• Selected text:
──────────────────────────────
Thursday, September 29th, 2011

September 24th

We were staying a couple of miles from Colonial Williamsburg so we decided to venture there on Saturday morning. We were overwhelmed by the Disneyland-esque visitor center and $40 admission fee to the sites, so we decided to wander around on our own for a while. It was too early in the morning and the town felt a little dead, so we decided to head to Jamestown for the day. At the Jamestown National Historic Site, we felt more inspired. Jamestown was the first permanent English settlement in the U.S., a venture by the Virginia Bay Colony that almost failed from the beginning. The site they chose to settle was on a swampy island and ridden with mosquitoes. It was constantly a challenge to get fresh water. They endured with the help of the Indians and the town prospered. Today, we can visit the ruins of the old settlement (uncovered through years of archaeological excavation) and a reconstructed Glass Factory. This was my favorite part of the day- we watched as a skilled craftsman made glass objects (like candle holders and carafes) in a 2,000-degree oven.

By the time we had finished visiting Jamestown, it was still early, so we went back to Williamsburg. We wanted to get a beer in one of the old taverns. We walked through some of the old historic buildings, by this time there were a lot of tourists and a lot of actors in Colonial dress. It turned out that the taverns were only open for dinner (and not for beer only), so we headed back to the motel where we drank beer and made dinner.
──────────────────────────────
• Set tasks:
1. In the travel post about Jamestown and Williamsburg, what was the admission fee to the Colonial Williamsburg sites?
2. Transcribe the Jamestown and Williamsburg travel post from "By the time" up to and including "and made dinner.".
3. Pick up the Jamestown and Williamsburg travel post after its last sentence and keep writing.

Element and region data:
──────────────────────────────
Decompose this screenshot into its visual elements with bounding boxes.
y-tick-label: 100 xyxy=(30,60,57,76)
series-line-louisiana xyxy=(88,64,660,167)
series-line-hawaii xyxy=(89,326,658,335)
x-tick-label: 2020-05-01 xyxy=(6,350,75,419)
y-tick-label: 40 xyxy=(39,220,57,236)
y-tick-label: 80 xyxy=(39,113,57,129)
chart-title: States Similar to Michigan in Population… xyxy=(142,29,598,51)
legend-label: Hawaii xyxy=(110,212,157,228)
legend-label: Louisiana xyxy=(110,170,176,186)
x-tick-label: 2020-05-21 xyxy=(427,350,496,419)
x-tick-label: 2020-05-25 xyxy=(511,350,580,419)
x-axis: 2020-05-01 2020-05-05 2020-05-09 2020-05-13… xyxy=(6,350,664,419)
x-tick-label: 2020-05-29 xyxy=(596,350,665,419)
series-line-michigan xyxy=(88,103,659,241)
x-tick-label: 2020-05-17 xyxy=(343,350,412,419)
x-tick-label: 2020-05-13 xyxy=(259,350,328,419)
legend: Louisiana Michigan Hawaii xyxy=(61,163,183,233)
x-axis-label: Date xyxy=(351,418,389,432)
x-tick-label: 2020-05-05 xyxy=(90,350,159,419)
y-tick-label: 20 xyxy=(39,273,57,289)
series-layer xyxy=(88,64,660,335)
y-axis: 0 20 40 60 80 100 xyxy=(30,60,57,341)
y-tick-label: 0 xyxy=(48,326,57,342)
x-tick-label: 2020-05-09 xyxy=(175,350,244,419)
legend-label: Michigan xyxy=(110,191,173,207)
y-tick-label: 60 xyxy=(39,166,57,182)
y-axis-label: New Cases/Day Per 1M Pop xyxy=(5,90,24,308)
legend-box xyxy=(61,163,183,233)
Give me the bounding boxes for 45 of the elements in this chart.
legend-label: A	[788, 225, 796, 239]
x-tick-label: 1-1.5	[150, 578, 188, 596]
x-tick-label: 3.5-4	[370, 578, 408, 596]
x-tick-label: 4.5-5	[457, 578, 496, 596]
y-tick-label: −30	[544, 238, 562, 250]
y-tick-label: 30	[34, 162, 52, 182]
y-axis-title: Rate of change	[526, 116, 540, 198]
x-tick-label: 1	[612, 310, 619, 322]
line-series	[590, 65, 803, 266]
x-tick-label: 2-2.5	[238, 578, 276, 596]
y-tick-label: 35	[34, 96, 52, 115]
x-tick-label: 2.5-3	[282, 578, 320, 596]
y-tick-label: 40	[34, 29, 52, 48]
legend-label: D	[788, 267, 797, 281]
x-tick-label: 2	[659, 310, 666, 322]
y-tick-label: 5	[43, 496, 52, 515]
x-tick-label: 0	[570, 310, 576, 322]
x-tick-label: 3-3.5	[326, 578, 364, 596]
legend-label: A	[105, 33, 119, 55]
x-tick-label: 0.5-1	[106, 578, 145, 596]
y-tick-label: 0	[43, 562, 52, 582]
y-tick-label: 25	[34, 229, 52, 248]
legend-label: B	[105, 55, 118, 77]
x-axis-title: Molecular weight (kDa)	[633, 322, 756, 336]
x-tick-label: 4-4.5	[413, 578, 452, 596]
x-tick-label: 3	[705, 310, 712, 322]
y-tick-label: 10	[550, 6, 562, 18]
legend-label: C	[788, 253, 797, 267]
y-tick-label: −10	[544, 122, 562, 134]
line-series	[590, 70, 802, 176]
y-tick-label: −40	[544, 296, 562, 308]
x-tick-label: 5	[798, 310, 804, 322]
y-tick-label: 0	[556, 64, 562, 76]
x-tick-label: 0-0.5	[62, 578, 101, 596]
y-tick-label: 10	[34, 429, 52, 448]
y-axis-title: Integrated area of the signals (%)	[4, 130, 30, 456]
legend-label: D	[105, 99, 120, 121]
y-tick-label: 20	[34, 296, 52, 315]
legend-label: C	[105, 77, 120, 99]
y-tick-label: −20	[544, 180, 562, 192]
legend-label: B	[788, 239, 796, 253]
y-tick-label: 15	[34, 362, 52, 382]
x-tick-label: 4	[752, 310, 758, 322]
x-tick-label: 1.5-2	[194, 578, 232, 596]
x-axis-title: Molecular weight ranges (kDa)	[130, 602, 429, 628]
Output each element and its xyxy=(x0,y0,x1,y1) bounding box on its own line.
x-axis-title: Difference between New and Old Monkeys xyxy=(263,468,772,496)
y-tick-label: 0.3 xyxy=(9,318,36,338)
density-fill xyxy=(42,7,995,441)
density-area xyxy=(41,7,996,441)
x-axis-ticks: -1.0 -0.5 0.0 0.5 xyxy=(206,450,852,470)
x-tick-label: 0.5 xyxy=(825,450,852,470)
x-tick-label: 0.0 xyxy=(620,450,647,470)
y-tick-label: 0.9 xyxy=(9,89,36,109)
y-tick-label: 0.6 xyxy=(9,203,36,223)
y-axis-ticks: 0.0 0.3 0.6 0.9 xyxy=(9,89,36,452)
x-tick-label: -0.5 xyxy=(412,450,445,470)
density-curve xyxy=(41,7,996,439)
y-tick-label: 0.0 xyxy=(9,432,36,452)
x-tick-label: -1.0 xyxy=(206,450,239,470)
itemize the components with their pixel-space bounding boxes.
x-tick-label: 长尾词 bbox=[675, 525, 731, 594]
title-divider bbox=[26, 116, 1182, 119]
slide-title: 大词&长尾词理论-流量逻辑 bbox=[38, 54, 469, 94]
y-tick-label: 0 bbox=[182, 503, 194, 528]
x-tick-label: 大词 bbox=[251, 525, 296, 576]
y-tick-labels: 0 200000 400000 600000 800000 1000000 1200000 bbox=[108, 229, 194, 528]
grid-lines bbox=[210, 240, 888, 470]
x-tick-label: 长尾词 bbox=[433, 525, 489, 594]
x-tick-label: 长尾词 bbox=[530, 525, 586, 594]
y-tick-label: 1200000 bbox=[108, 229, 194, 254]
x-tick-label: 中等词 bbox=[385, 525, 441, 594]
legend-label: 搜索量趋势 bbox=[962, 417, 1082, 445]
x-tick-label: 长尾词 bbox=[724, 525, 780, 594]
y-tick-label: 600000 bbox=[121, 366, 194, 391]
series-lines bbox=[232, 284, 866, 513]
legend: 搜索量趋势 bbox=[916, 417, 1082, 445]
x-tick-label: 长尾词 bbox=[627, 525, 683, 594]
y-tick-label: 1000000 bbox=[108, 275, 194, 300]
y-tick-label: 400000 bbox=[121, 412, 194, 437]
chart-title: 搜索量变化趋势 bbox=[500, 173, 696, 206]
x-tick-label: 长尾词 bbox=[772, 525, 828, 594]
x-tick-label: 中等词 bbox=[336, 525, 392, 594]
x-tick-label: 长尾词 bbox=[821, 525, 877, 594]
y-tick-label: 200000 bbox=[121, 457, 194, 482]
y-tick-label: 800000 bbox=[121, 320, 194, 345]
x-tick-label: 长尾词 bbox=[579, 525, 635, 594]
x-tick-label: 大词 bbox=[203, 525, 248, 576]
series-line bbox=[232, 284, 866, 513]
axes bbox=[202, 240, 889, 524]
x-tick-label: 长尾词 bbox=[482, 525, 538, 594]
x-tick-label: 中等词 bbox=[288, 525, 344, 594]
──────────────────────────────
• Exercise answers:
1. $40

2.
By the time we had finished visiting Jamestown, it was still early, so we went back to Williamsburg. We wanted to get a beer in one of the old taverns. We walked through some of the old historic buildings, by this time there were a lot of tourists and a lot of actors in Colonial dress. It turned out that the taverns were only open for dinner (and not for beer only), so we headed back to the motel where we drank beer and made dinner.

3.
Yorktown, where the American Revolution was won

Thursday, September 29th, 2011

September 23rd

Since we had covered a good distance the evening before, we decided to drive to Yorktown in one straight shot (about three hours.) We even stopped at a fast food restaurant for lunch (unusual for us, but reflective of our frustration with the weather.) We got to Yorktown mid-afternoon- it was pouring rain-but this didn’t deter us from exploring the famous battlefield where the American Revolution was won.

Our visit began with the obligatory stop at the visitor center. We saw a reconstructed Revolution-era battleship and George Washington’s original camp tents. Then we watched a video that retraced the history leading up to the battle and during the battle. By then it was time to venture out into the rain and see key battlefield sites. It’s important to note that the French had a key role in the American victory of this battle. First, the French Navy defeated the British Navy at the mouth of the Chesapeake Bay, cutting off Cornwallis’s (the British commander) relief. Fabien told me that this was the only naval victory for the French over the British. Second, the French sent almost twice as many ground troops to aid Washington’s troops. The weather (big surprise) also played an important factor- a tropical storm cut off Cornwallis’s escape route to the neighboring port of Gloucester. Cornwallis was humiliated as the American and French troops moved across his lines and took his redoubts (little stone forts.) We slogged through the rain and mud to see the sites of Washington’s encampment and the Victory Field. By the time we finished, the rain had let up and we drove in to historic Yorktown where we some 18th century buildings.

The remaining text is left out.